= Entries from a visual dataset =
** Begin **

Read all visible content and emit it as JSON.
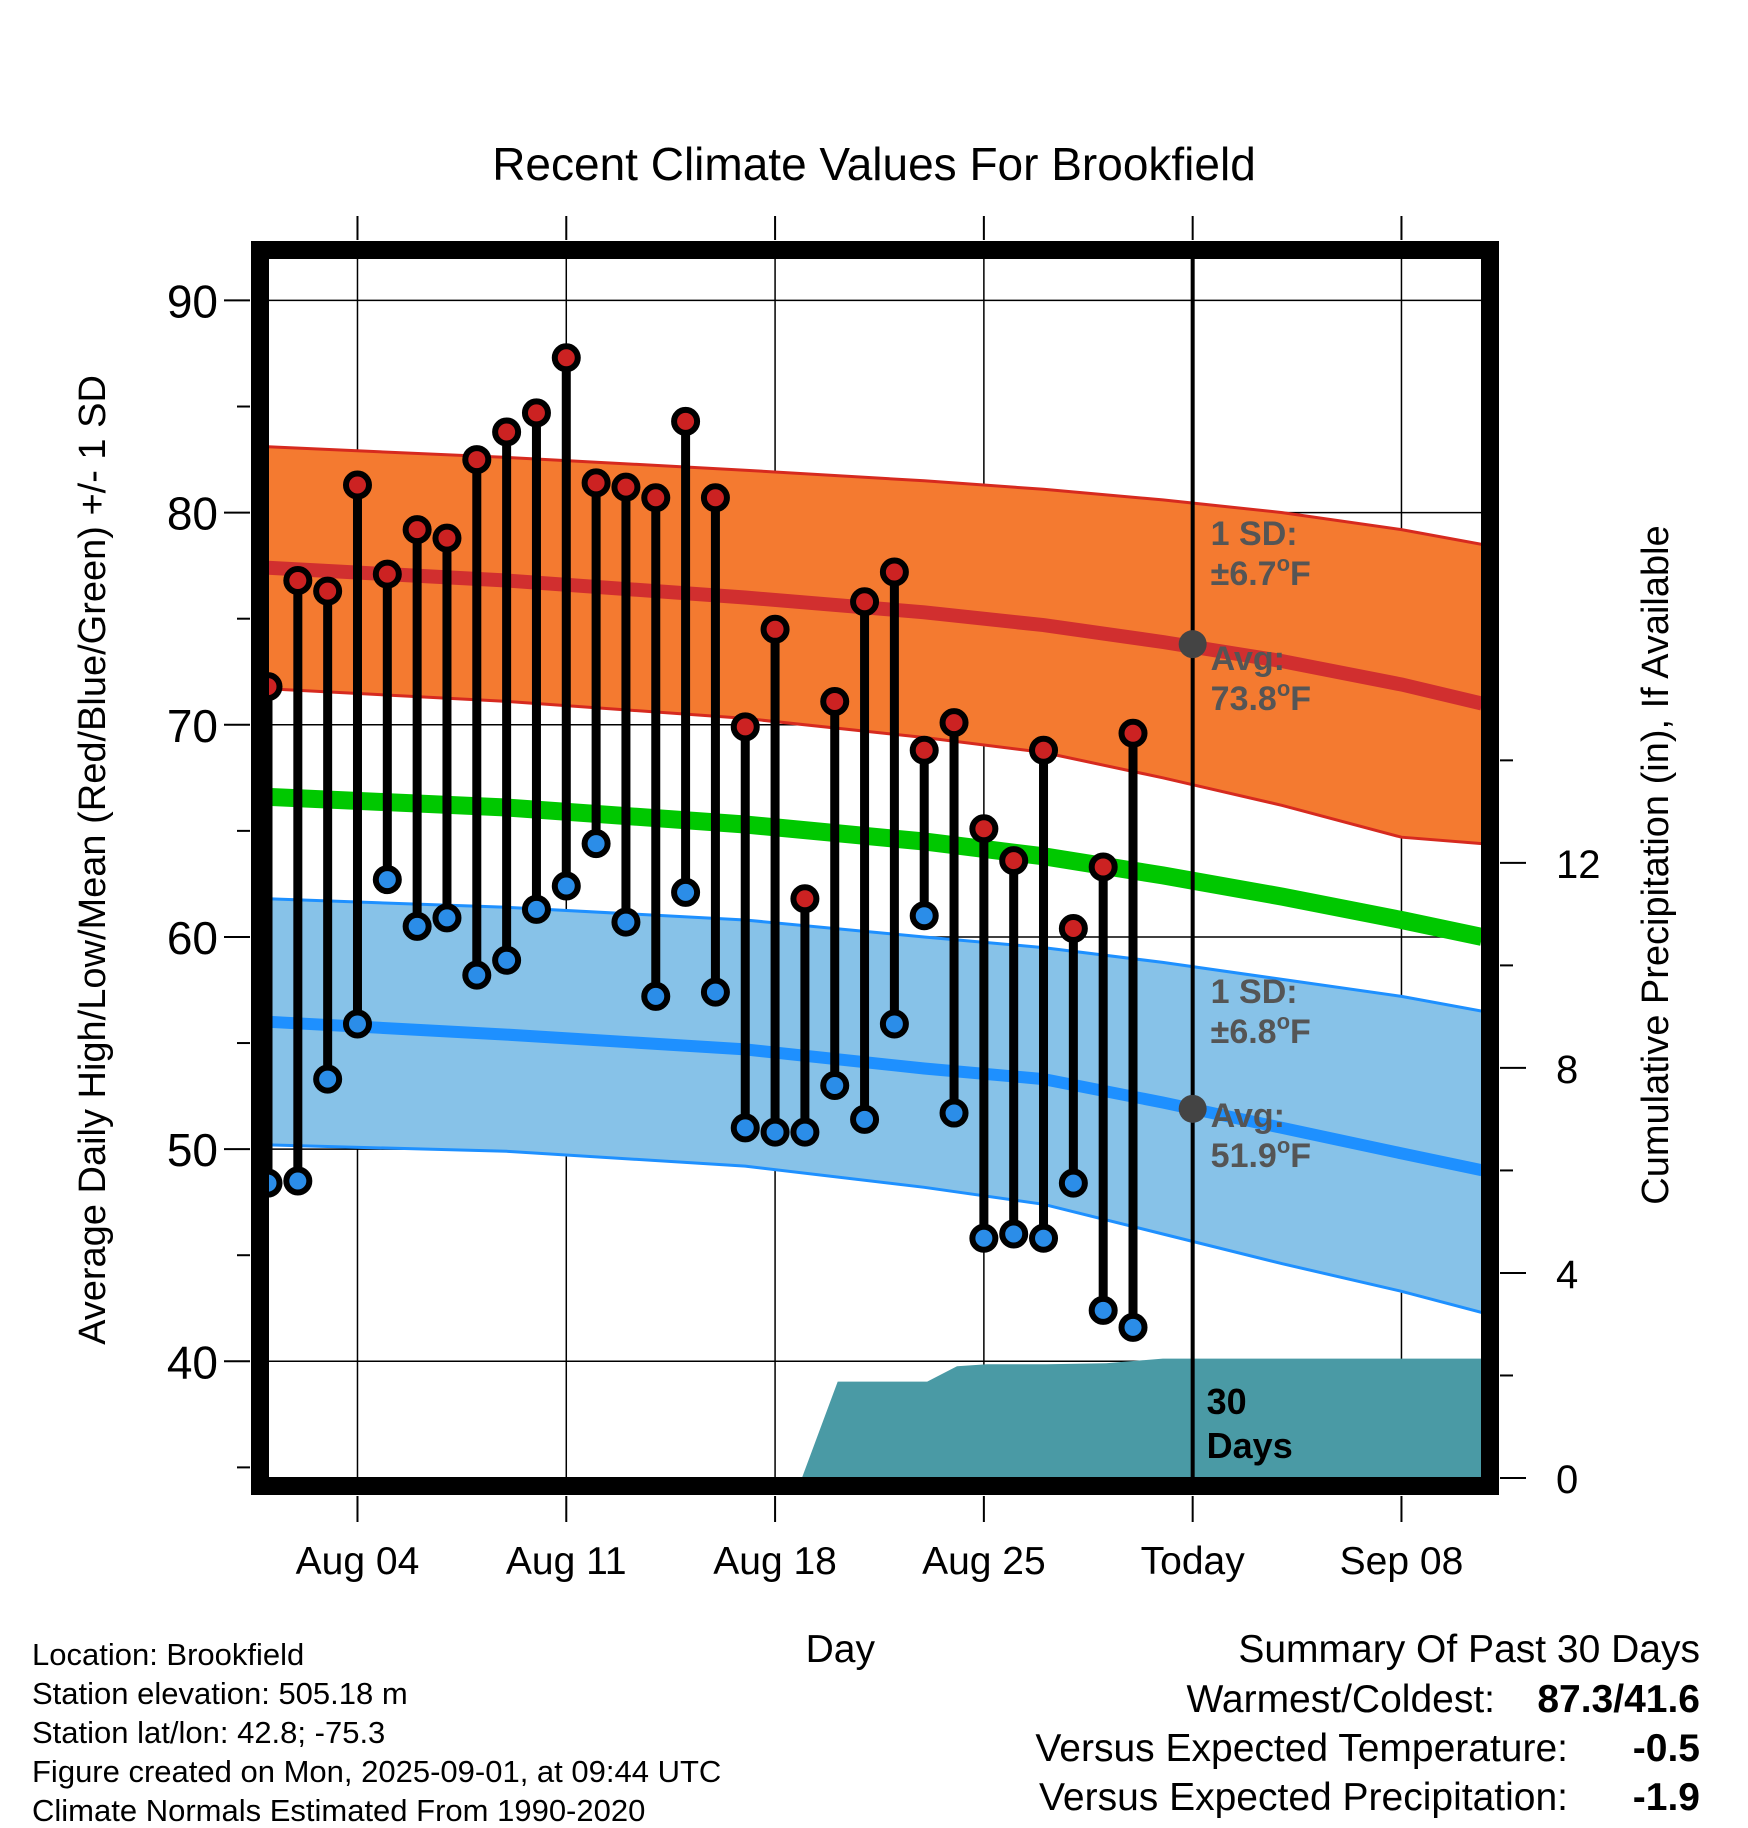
{
  "chart_data": {
    "type": "line",
    "title": "Recent Climate Values For Brookfield",
    "xlabel": "Day",
    "ylabel_left": "Average Daily High/Low/Mean (Red/Blue/Green) +/- 1 SD",
    "ylabel_right": "Cumulative Precipitation (in), If Available",
    "ylim_left": [
      34.5,
      92
    ],
    "yticks_left": [
      "90",
      "80",
      "70",
      "60",
      "50",
      "40"
    ],
    "ylim_right": [
      0,
      23.8
    ],
    "yticks_right": [
      "12",
      "8",
      "4",
      "0"
    ],
    "x_tick_labels": [
      {
        "day": 3,
        "label": "Aug 04"
      },
      {
        "day": 10,
        "label": "Aug 11"
      },
      {
        "day": 17,
        "label": "Aug 18"
      },
      {
        "day": 24,
        "label": "Aug 25"
      },
      {
        "day": 31,
        "label": "Today"
      },
      {
        "day": 38,
        "label": "Sep 08"
      }
    ],
    "x_range": [
      0,
      40.7
    ],
    "today_day": 31,
    "dates": [
      "Aug 01",
      "Aug 02",
      "Aug 03",
      "Aug 04",
      "Aug 05",
      "Aug 06",
      "Aug 07",
      "Aug 08",
      "Aug 09",
      "Aug 10",
      "Aug 11",
      "Aug 12",
      "Aug 13",
      "Aug 14",
      "Aug 15",
      "Aug 16",
      "Aug 17",
      "Aug 18",
      "Aug 19",
      "Aug 20",
      "Aug 21",
      "Aug 22",
      "Aug 23",
      "Aug 24",
      "Aug 25",
      "Aug 26",
      "Aug 27",
      "Aug 28",
      "Aug 29",
      "Aug 30",
      "Aug 31"
    ],
    "daily_high": [
      71.8,
      76.8,
      76.3,
      81.3,
      77.1,
      79.2,
      78.8,
      82.5,
      83.8,
      84.7,
      87.3,
      81.4,
      81.2,
      80.7,
      84.3,
      80.7,
      69.9,
      74.5,
      61.8,
      71.1,
      75.8,
      77.2,
      68.8,
      70.1,
      65.1,
      63.6,
      68.8,
      60.4,
      63.3,
      69.6
    ],
    "daily_low": [
      48.4,
      48.5,
      53.3,
      55.9,
      62.7,
      60.5,
      60.9,
      58.2,
      58.9,
      61.3,
      62.4,
      64.4,
      60.7,
      57.2,
      62.1,
      57.4,
      51.0,
      50.8,
      50.8,
      53.0,
      51.4,
      55.9,
      61.0,
      51.7,
      45.8,
      46.0,
      45.8,
      48.4,
      42.4,
      41.6
    ],
    "normal_high": {
      "days": [
        0,
        8,
        16,
        22,
        26,
        30,
        34,
        38,
        40.7
      ],
      "avg": [
        77.4,
        76.8,
        76.0,
        75.3,
        74.7,
        73.9,
        73.0,
        71.9,
        71.0
      ],
      "upper": [
        83.1,
        82.6,
        82.0,
        81.5,
        81.1,
        80.6,
        80.0,
        79.2,
        78.5
      ],
      "lower": [
        71.7,
        71.1,
        70.3,
        69.4,
        68.7,
        67.5,
        66.2,
        64.7,
        64.4
      ]
    },
    "normal_mean": {
      "days": [
        0,
        8,
        16,
        22,
        26,
        30,
        34,
        38,
        40.7
      ],
      "avg": [
        66.6,
        66.1,
        65.3,
        64.5,
        63.8,
        62.9,
        61.9,
        60.8,
        60.0
      ]
    },
    "normal_low": {
      "days": [
        0,
        8,
        16,
        22,
        26,
        30,
        34,
        38,
        40.7
      ],
      "avg": [
        56.0,
        55.4,
        54.7,
        53.8,
        53.3,
        52.2,
        51.0,
        49.8,
        49.0
      ],
      "upper": [
        61.8,
        61.4,
        60.8,
        60.0,
        59.5,
        58.8,
        58.0,
        57.2,
        56.5
      ],
      "lower": [
        50.2,
        49.9,
        49.2,
        48.2,
        47.4,
        46.0,
        44.6,
        43.3,
        42.3
      ]
    },
    "cumulative_precip": {
      "days": [
        17.9,
        19.1,
        20.0,
        21.2,
        22.1,
        23.1,
        24.1,
        25.1,
        26.1,
        27.1,
        28.1,
        30.0,
        31.0,
        40.7
      ],
      "values": [
        0,
        1.88,
        1.88,
        1.88,
        1.88,
        2.18,
        2.22,
        2.22,
        2.22,
        2.23,
        2.24,
        2.33,
        2.33,
        2.33
      ]
    },
    "annotations": {
      "high_sd_heading": "1 SD:",
      "high_sd": "±6.7",
      "high_avg_heading": "Avg:",
      "high_avg": "73.8",
      "low_sd_heading": "1 SD:",
      "low_sd": "±6.8",
      "low_avg_heading": "Avg:",
      "low_avg": "51.9",
      "deg_o": "o",
      "deg_f": "F",
      "days_number": "30",
      "days_word": "Days"
    },
    "colors": {
      "high_band": "#f47a30",
      "high_band_edge": "#d62a1f",
      "high_avg_line": "#d12f2f",
      "low_band": "#87c2e8",
      "low_band_edge": "#1e90ff",
      "low_avg_line": "#1e90ff",
      "mean_line": "#00c800",
      "precip_fill": "#4a9aa5",
      "high_marker": "#cc2222",
      "low_marker": "#2b8de8",
      "annotation_text": "#555555",
      "today_marker": "#444444"
    }
  },
  "info": {
    "location": "Location: Brookfield",
    "elevation": "Station elevation: 505.18 m",
    "latlon": "Station lat/lon: 42.8; -75.3",
    "created": "Figure created on Mon, 2025-09-01, at 09:44 UTC",
    "normals": "Climate Normals Estimated From 1990-2020"
  },
  "summary": {
    "heading": "Summary Of Past 30 Days",
    "warmest_coldest_label": "Warmest/Coldest:",
    "warmest_coldest_value": "87.3/41.6",
    "temp_label": "Versus Expected Temperature:",
    "temp_value": "-0.5",
    "temp_color": "#2b8de8",
    "precip_label": "Versus Expected Precipitation:",
    "precip_value": "-1.9",
    "precip_color": "#a0522d"
  }
}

** End **

= SHORT PROBLEM =
Where does the word "Precipitation" appear? Return each line that holds it.

= COMPLETE ANSWER =
    "ylabel_right": "Cumulative Precipitation (in), If Available",
    "precip_label": "Versus Expected Precipitation:",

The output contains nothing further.